======== DATA FOR PROCESSING

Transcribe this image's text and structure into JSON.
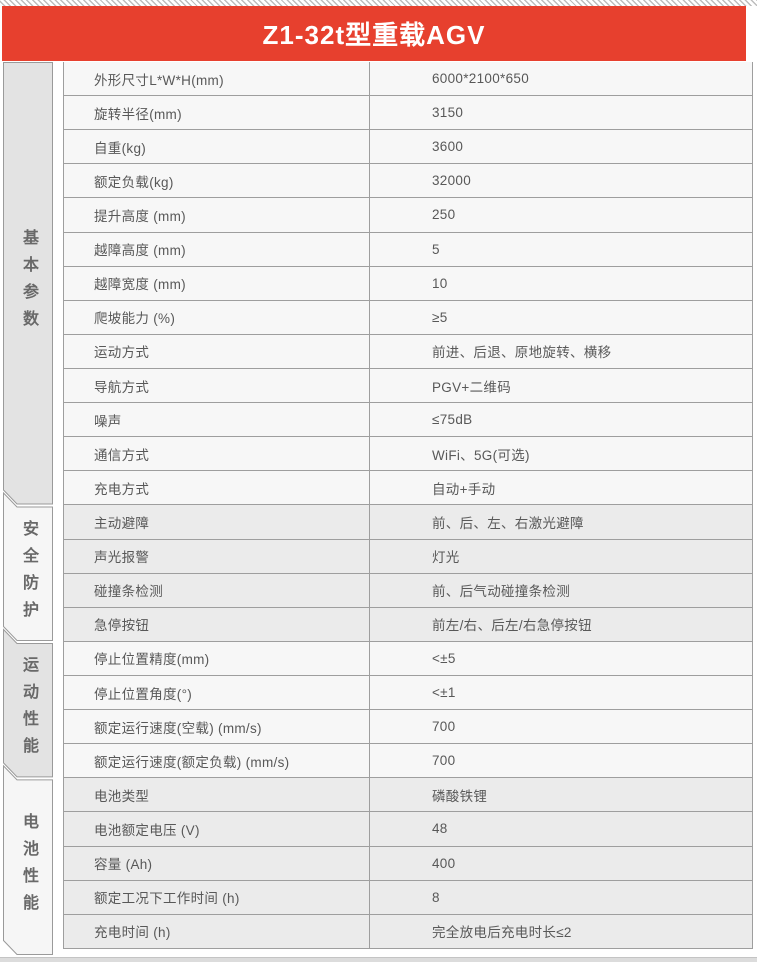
{
  "page": {
    "title": "Z1-32t型重载AGV"
  },
  "colors": {
    "header_red": "#e7402e",
    "border_gray": "#9e9e9e",
    "sidebar_block_gray": "#e3e3e3",
    "sidebar_block_light": "#f6f6f6",
    "row_bg_light": "#f7f7f7",
    "row_bg_gray": "#ebebeb",
    "text_gray": "#585858"
  },
  "sections": [
    {
      "label": "基本参数",
      "rows": [
        {
          "param": "外形尺寸L*W*H(mm)",
          "value": "6000*2100*650"
        },
        {
          "param": "旋转半径(mm)",
          "value": "3150"
        },
        {
          "param": "自重(kg)",
          "value": "3600"
        },
        {
          "param": "额定负载(kg)",
          "value": "32000"
        },
        {
          "param": "提升高度 (mm)",
          "value": "250"
        },
        {
          "param": "越障高度 (mm)",
          "value": "5"
        },
        {
          "param": "越障宽度 (mm)",
          "value": "10"
        },
        {
          "param": "爬坡能力 (%)",
          "value": "≥5"
        },
        {
          "param": "运动方式",
          "value": "前进、后退、原地旋转、横移"
        },
        {
          "param": "导航方式",
          "value": "PGV+二维码"
        },
        {
          "param": "噪声",
          "value": "≤75dB"
        },
        {
          "param": "通信方式",
          "value": "WiFi、5G(可选)"
        },
        {
          "param": "充电方式",
          "value": "自动+手动"
        }
      ]
    },
    {
      "label": "安全防护",
      "rows": [
        {
          "param": "主动避障",
          "value": "前、后、左、右激光避障"
        },
        {
          "param": "声光报警",
          "value": "灯光"
        },
        {
          "param": "碰撞条检测",
          "value": "前、后气动碰撞条检测"
        },
        {
          "param": "急停按钮",
          "value": "前左/右、后左/右急停按钮"
        }
      ]
    },
    {
      "label": "运动性能",
      "rows": [
        {
          "param": "停止位置精度(mm)",
          "value": "<±5"
        },
        {
          "param": "停止位置角度(°)",
          "value": "<±1"
        },
        {
          "param": "额定运行速度(空载) (mm/s)",
          "value": "700"
        },
        {
          "param": "额定运行速度(额定负载) (mm/s)",
          "value": "700"
        }
      ]
    },
    {
      "label": "电池性能",
      "rows": [
        {
          "param": "电池类型",
          "value": "磷酸铁锂"
        },
        {
          "param": "电池额定电压 (V)",
          "value": "48"
        },
        {
          "param": "容量 (Ah)",
          "value": "400"
        },
        {
          "param": "额定工况下工作时间 (h)",
          "value": "8"
        },
        {
          "param": "充电时间 (h)",
          "value": "完全放电后充电时长≤2"
        }
      ]
    }
  ]
}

================

Without the pictures, output the full listing exactly as it stands.

• **ANSWER IN FULL**
Transcribe this image's text and structure into JSON.
{
  "page": {
    "title": "Z1-32t型重载AGV"
  },
  "colors": {
    "header_red": "#e7402e",
    "border_gray": "#9e9e9e",
    "sidebar_block_gray": "#e3e3e3",
    "sidebar_block_light": "#f6f6f6",
    "row_bg_light": "#f7f7f7",
    "row_bg_gray": "#ebebeb",
    "text_gray": "#585858"
  },
  "sections": [
    {
      "label": "基本参数",
      "rows": [
        {
          "param": "外形尺寸L*W*H(mm)",
          "value": "6000*2100*650"
        },
        {
          "param": "旋转半径(mm)",
          "value": "3150"
        },
        {
          "param": "自重(kg)",
          "value": "3600"
        },
        {
          "param": "额定负载(kg)",
          "value": "32000"
        },
        {
          "param": "提升高度 (mm)",
          "value": "250"
        },
        {
          "param": "越障高度 (mm)",
          "value": "5"
        },
        {
          "param": "越障宽度 (mm)",
          "value": "10"
        },
        {
          "param": "爬坡能力 (%)",
          "value": "≥5"
        },
        {
          "param": "运动方式",
          "value": "前进、后退、原地旋转、横移"
        },
        {
          "param": "导航方式",
          "value": "PGV+二维码"
        },
        {
          "param": "噪声",
          "value": "≤75dB"
        },
        {
          "param": "通信方式",
          "value": "WiFi、5G(可选)"
        },
        {
          "param": "充电方式",
          "value": "自动+手动"
        }
      ]
    },
    {
      "label": "安全防护",
      "rows": [
        {
          "param": "主动避障",
          "value": "前、后、左、右激光避障"
        },
        {
          "param": "声光报警",
          "value": "灯光"
        },
        {
          "param": "碰撞条检测",
          "value": "前、后气动碰撞条检测"
        },
        {
          "param": "急停按钮",
          "value": "前左/右、后左/右急停按钮"
        }
      ]
    },
    {
      "label": "运动性能",
      "rows": [
        {
          "param": "停止位置精度(mm)",
          "value": "<±5"
        },
        {
          "param": "停止位置角度(°)",
          "value": "<±1"
        },
        {
          "param": "额定运行速度(空载) (mm/s)",
          "value": "700"
        },
        {
          "param": "额定运行速度(额定负载) (mm/s)",
          "value": "700"
        }
      ]
    },
    {
      "label": "电池性能",
      "rows": [
        {
          "param": "电池类型",
          "value": "磷酸铁锂"
        },
        {
          "param": "电池额定电压 (V)",
          "value": "48"
        },
        {
          "param": "容量 (Ah)",
          "value": "400"
        },
        {
          "param": "额定工况下工作时间 (h)",
          "value": "8"
        },
        {
          "param": "充电时间 (h)",
          "value": "完全放电后充电时长≤2"
        }
      ]
    }
  ]
}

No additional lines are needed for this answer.